- **Work to complete**
Say how many lines hold the string "Закона"; please write nothing but the number.

- **Given entries**
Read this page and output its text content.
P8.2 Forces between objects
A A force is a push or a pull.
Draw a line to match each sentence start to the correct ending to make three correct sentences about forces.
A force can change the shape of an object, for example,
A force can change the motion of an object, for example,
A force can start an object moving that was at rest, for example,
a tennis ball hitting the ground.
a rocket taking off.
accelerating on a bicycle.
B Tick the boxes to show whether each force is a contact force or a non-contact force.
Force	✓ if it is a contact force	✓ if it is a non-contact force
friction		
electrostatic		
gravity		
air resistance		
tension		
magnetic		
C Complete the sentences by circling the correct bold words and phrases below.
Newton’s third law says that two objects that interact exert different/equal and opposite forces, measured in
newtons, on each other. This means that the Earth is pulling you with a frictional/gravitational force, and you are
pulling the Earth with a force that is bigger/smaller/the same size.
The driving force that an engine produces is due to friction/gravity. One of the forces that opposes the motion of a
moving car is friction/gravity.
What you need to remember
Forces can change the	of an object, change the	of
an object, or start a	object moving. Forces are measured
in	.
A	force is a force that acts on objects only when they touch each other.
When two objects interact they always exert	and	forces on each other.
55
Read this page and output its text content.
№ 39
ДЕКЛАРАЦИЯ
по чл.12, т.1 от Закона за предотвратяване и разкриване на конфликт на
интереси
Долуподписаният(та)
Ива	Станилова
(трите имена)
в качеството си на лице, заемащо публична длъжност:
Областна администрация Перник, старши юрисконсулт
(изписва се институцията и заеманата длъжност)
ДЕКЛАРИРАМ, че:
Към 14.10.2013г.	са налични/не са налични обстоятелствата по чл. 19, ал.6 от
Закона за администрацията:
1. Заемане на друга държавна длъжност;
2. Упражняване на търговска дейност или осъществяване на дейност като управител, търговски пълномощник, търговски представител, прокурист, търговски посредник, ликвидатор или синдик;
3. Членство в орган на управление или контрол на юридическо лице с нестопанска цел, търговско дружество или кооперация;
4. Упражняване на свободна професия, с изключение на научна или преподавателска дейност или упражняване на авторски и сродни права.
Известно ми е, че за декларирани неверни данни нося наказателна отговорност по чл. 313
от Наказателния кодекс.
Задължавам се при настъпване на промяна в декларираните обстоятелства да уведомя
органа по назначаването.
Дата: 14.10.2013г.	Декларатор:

- **Full output**
2